# START OF Listing
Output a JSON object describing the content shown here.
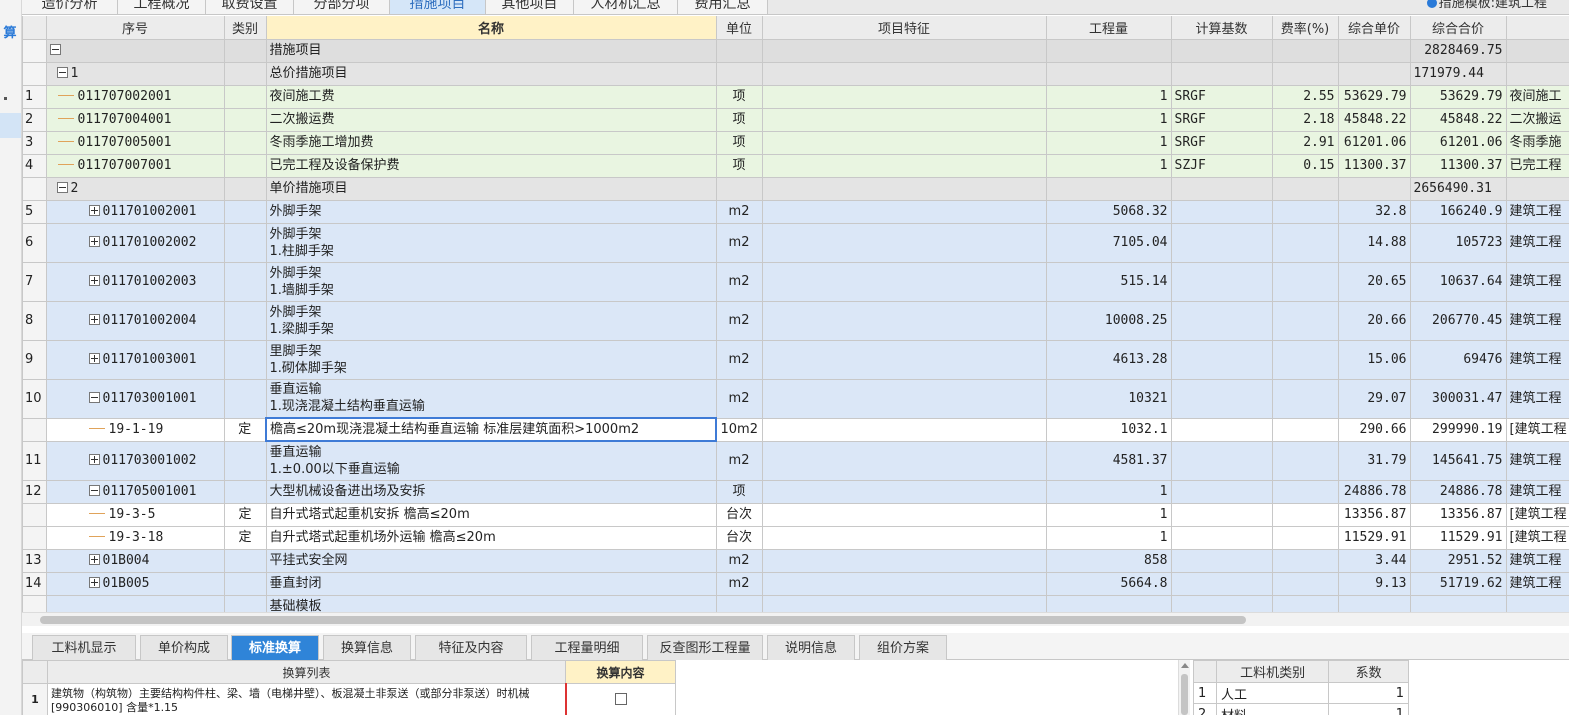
{
  "sidebar": {
    "mark": "算"
  },
  "top_tabs": [
    "造价分析",
    "工程概况",
    "取费设置",
    "分部分项",
    "措施项目",
    "其他项目",
    "人材机汇总",
    "费用汇总"
  ],
  "active_top_tab": "措施项目",
  "template_label": "措施模板:建筑工程",
  "columns": [
    "序号",
    "类别",
    "名称",
    "单位",
    "项目特征",
    "工程量",
    "计算基数",
    "费率(%)",
    "综合单价",
    "综合合价"
  ],
  "rows": [
    {
      "idx": "",
      "code": "",
      "type": "",
      "name": "措施项目",
      "unit": "",
      "feature": "",
      "qty": "",
      "base": "",
      "rate": "",
      "price": "",
      "total": "2828469.75",
      "extra": ""
    },
    {
      "idx": "",
      "code": "1",
      "type": "",
      "name": "总价措施项目",
      "unit": "",
      "feature": "",
      "qty": "",
      "base": "",
      "rate": "",
      "price": "",
      "total": "171979.44",
      "extra": ""
    },
    {
      "idx": "1",
      "code": "011707002001",
      "type": "",
      "name": "夜间施工费",
      "unit": "项",
      "feature": "",
      "qty": "1",
      "base": "SRGF",
      "rate": "2.55",
      "price": "53629.79",
      "total": "53629.79",
      "extra": "夜间施工"
    },
    {
      "idx": "2",
      "code": "011707004001",
      "type": "",
      "name": "二次搬运费",
      "unit": "项",
      "feature": "",
      "qty": "1",
      "base": "SRGF",
      "rate": "2.18",
      "price": "45848.22",
      "total": "45848.22",
      "extra": "二次搬运"
    },
    {
      "idx": "3",
      "code": "011707005001",
      "type": "",
      "name": "冬雨季施工增加费",
      "unit": "项",
      "feature": "",
      "qty": "1",
      "base": "SRGF",
      "rate": "2.91",
      "price": "61201.06",
      "total": "61201.06",
      "extra": "冬雨季施"
    },
    {
      "idx": "4",
      "code": "011707007001",
      "type": "",
      "name": "已完工程及设备保护费",
      "unit": "项",
      "feature": "",
      "qty": "1",
      "base": "SZJF",
      "rate": "0.15",
      "price": "11300.37",
      "total": "11300.37",
      "extra": "已完工程"
    },
    {
      "idx": "",
      "code": "2",
      "type": "",
      "name": "单价措施项目",
      "unit": "",
      "feature": "",
      "qty": "",
      "base": "",
      "rate": "",
      "price": "",
      "total": "2656490.31",
      "extra": ""
    },
    {
      "idx": "5",
      "code": "011701002001",
      "type": "",
      "name": "外脚手架",
      "unit": "m2",
      "feature": "",
      "qty": "5068.32",
      "base": "",
      "rate": "",
      "price": "32.8",
      "total": "166240.9",
      "extra": "建筑工程"
    },
    {
      "idx": "6",
      "code": "011701002002",
      "type": "",
      "name": "外脚手架\n1.柱脚手架",
      "unit": "m2",
      "feature": "",
      "qty": "7105.04",
      "base": "",
      "rate": "",
      "price": "14.88",
      "total": "105723",
      "extra": "建筑工程"
    },
    {
      "idx": "7",
      "code": "011701002003",
      "type": "",
      "name": "外脚手架\n1.墙脚手架",
      "unit": "m2",
      "feature": "",
      "qty": "515.14",
      "base": "",
      "rate": "",
      "price": "20.65",
      "total": "10637.64",
      "extra": "建筑工程"
    },
    {
      "idx": "8",
      "code": "011701002004",
      "type": "",
      "name": "外脚手架\n1.梁脚手架",
      "unit": "m2",
      "feature": "",
      "qty": "10008.25",
      "base": "",
      "rate": "",
      "price": "20.66",
      "total": "206770.45",
      "extra": "建筑工程"
    },
    {
      "idx": "9",
      "code": "011701003001",
      "type": "",
      "name": "里脚手架\n1.砌体脚手架",
      "unit": "m2",
      "feature": "",
      "qty": "4613.28",
      "base": "",
      "rate": "",
      "price": "15.06",
      "total": "69476",
      "extra": "建筑工程"
    },
    {
      "idx": "10",
      "code": "011703001001",
      "type": "",
      "name": "垂直运输\n1.现浇混凝土结构垂直运输",
      "unit": "m2",
      "feature": "",
      "qty": "10321",
      "base": "",
      "rate": "",
      "price": "29.07",
      "total": "300031.47",
      "extra": "建筑工程"
    },
    {
      "idx": "",
      "code": "19-1-19",
      "type": "定",
      "name": "檐高≤20m现浇混凝土结构垂直运输 标准层建筑面积>1000m2",
      "unit": "10m2",
      "feature": "",
      "qty": "1032.1",
      "base": "",
      "rate": "",
      "price": "290.66",
      "total": "299990.19",
      "extra": "[建筑工程"
    },
    {
      "idx": "11",
      "code": "011703001002",
      "type": "",
      "name": "垂直运输\n1.±0.00以下垂直运输",
      "unit": "m2",
      "feature": "",
      "qty": "4581.37",
      "base": "",
      "rate": "",
      "price": "31.79",
      "total": "145641.75",
      "extra": "建筑工程"
    },
    {
      "idx": "12",
      "code": "011705001001",
      "type": "",
      "name": "大型机械设备进出场及安拆",
      "unit": "项",
      "feature": "",
      "qty": "1",
      "base": "",
      "rate": "",
      "price": "24886.78",
      "total": "24886.78",
      "extra": "建筑工程"
    },
    {
      "idx": "",
      "code": "19-3-5",
      "type": "定",
      "name": "自升式塔式起重机安拆 檐高≤20m",
      "unit": "台次",
      "feature": "",
      "qty": "1",
      "base": "",
      "rate": "",
      "price": "13356.87",
      "total": "13356.87",
      "extra": "[建筑工程"
    },
    {
      "idx": "",
      "code": "19-3-18",
      "type": "定",
      "name": "自升式塔式起重机场外运输 檐高≤20m",
      "unit": "台次",
      "feature": "",
      "qty": "1",
      "base": "",
      "rate": "",
      "price": "11529.91",
      "total": "11529.91",
      "extra": "[建筑工程"
    },
    {
      "idx": "13",
      "code": "01B004",
      "type": "",
      "name": "平挂式安全网",
      "unit": "m2",
      "feature": "",
      "qty": "858",
      "base": "",
      "rate": "",
      "price": "3.44",
      "total": "2951.52",
      "extra": "建筑工程"
    },
    {
      "idx": "14",
      "code": "01B005",
      "type": "",
      "name": "垂直封闭",
      "unit": "m2",
      "feature": "",
      "qty": "5664.8",
      "base": "",
      "rate": "",
      "price": "9.13",
      "total": "51719.62",
      "extra": "建筑工程"
    },
    {
      "idx": "",
      "code": "",
      "type": "",
      "name": "基础模板",
      "unit": "",
      "feature": "",
      "qty": "",
      "base": "",
      "rate": "",
      "price": "",
      "total": "",
      "extra": ""
    }
  ],
  "bottom_tabs": [
    "工料机显示",
    "单价构成",
    "标准换算",
    "换算信息",
    "特征及内容",
    "工程量明细",
    "反查图形工程量",
    "说明信息",
    "组价方案"
  ],
  "active_bottom_tab": "标准换算",
  "calc_panel": {
    "headers": [
      "换算列表",
      "换算内容"
    ],
    "rows": [
      {
        "idx": "1",
        "text": "建筑物（构筑物）主要结构构件柱、梁、墙（电梯井壁）、板混凝土非泵送（或部分非泵送）时机械[990306010] 含量*1.15"
      }
    ]
  },
  "res_panel": {
    "headers": [
      "工料机类别",
      "系数"
    ],
    "rows": [
      {
        "idx": "1",
        "type": "人工",
        "coef": "1"
      },
      {
        "idx": "2",
        "type": "材料",
        "coef": "1"
      }
    ]
  }
}
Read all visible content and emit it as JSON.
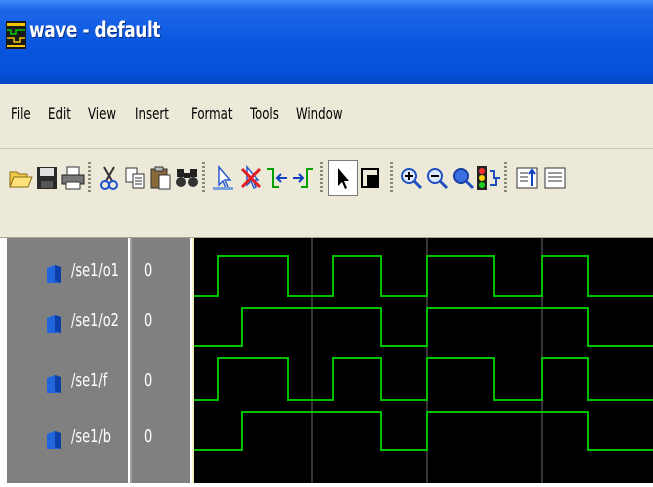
{
  "window": {
    "title": "wave - default",
    "icon": "modelsim-wave-icon"
  },
  "menu": [
    "File",
    "Edit",
    "View",
    "Insert",
    "Format",
    "Tools",
    "Window"
  ],
  "toolbar": {
    "buttons": [
      "open-folder-icon",
      "save-icon",
      "print-icon",
      "cut-icon",
      "copy-icon",
      "paste-icon",
      "find-icon",
      "insert-cursor-icon",
      "delete-cursor-icon",
      "previous-transition-icon",
      "next-transition-icon",
      "select-mode-icon",
      "zoom-mode-icon",
      "zoom-in-icon",
      "zoom-out-icon",
      "zoom-full-icon",
      "zoom-range-icon",
      "expand-icon",
      "collapse-icon"
    ],
    "pressed": "zoom-mode-icon"
  },
  "signals": [
    {
      "name": "/se1/o1",
      "value": "0"
    },
    {
      "name": "/se1/o2",
      "value": "0"
    },
    {
      "name": "/se1/f",
      "value": "0"
    },
    {
      "name": "/se1/b",
      "value": "0"
    }
  ],
  "colors": {
    "title_bar": "#0a58e0",
    "chrome": "#ece9d8",
    "panel": "#808080",
    "wave_background": "#000000",
    "wave_trace": "#00c000",
    "cursor_line": "#f2f2c0",
    "grid_line": "#6a6a6a"
  }
}
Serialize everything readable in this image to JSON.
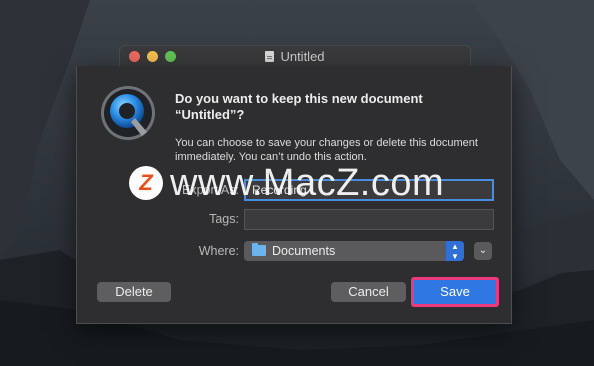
{
  "window": {
    "title": "Untitled"
  },
  "dialog": {
    "headline": "Do you want to keep this new document “Untitled”?",
    "message": "You can choose to save your changes or delete this document immediately. You can’t undo this action.",
    "save_as_label": "Export As:",
    "save_as_value": "Recording",
    "tags_label": "Tags:",
    "tags_value": "",
    "where_label": "Where:",
    "where_value": "Documents",
    "delete_label": "Delete",
    "cancel_label": "Cancel",
    "save_label": "Save",
    "expand_glyph": "⌄"
  },
  "icons": {
    "app": "quicktime-icon",
    "document": "document-icon",
    "folder": "folder-icon"
  },
  "watermark": {
    "letter": "Z",
    "text": "www.MacZ.com"
  },
  "colors": {
    "accent": "#2f78e3",
    "highlight": "#e83a7c"
  }
}
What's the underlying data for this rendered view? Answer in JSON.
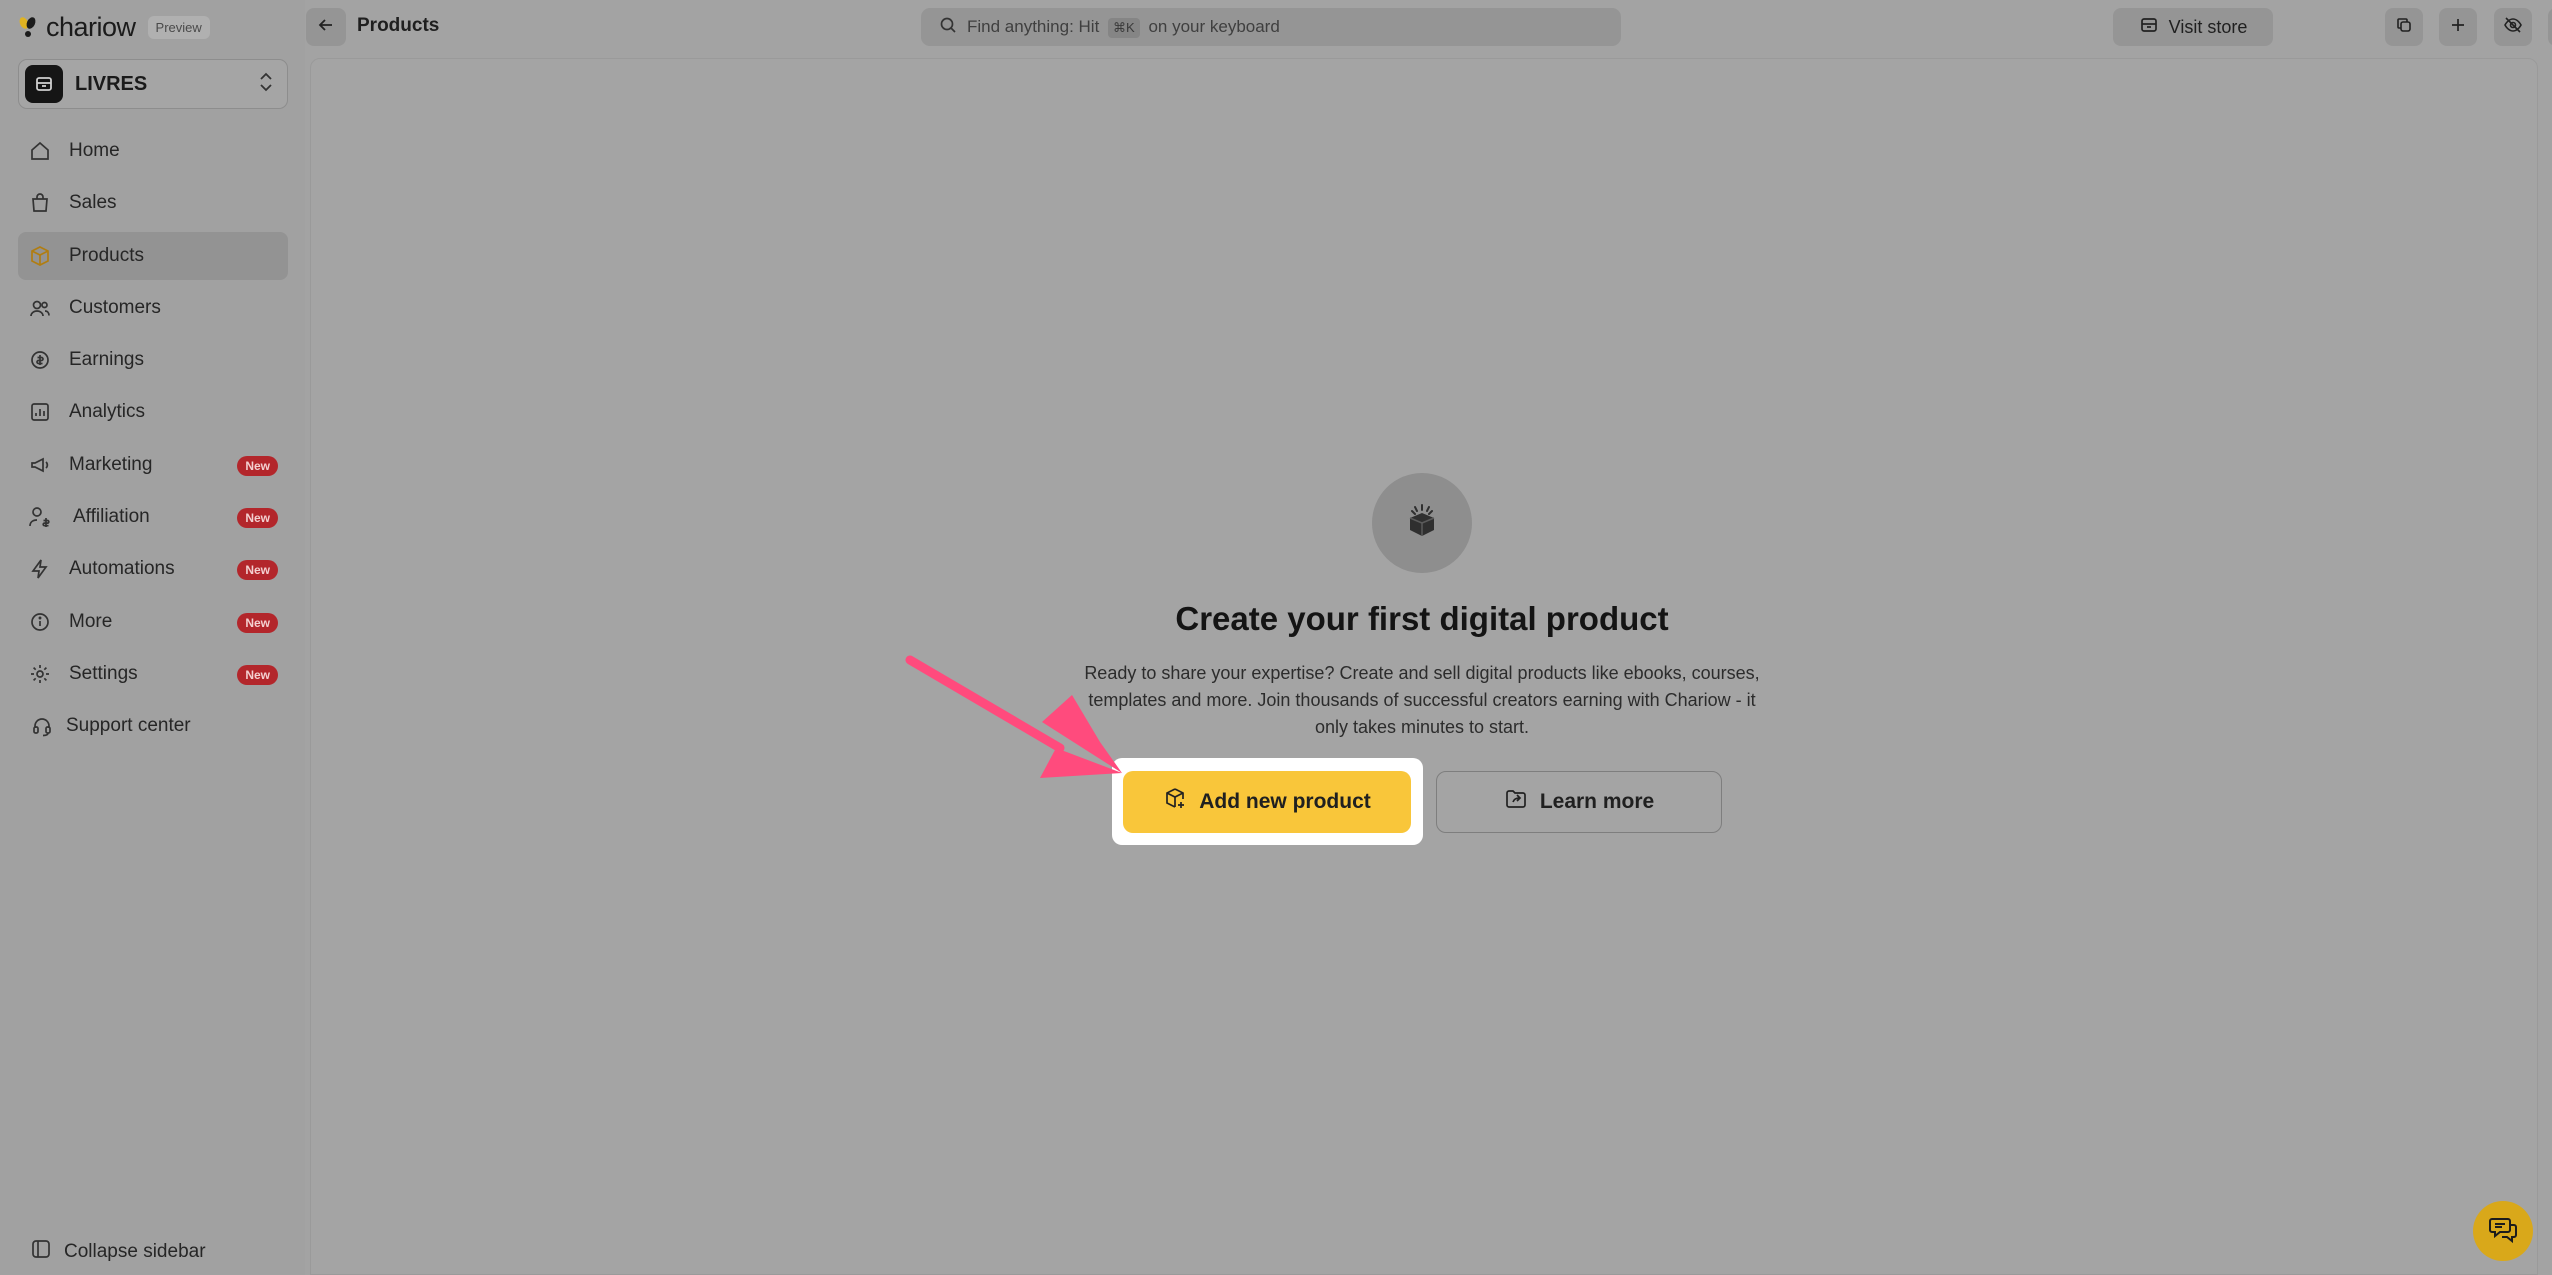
# END OF Listing
Task statement.
Report how many lines of the data hold the string "content"; give only the number.

Answer for the task.
2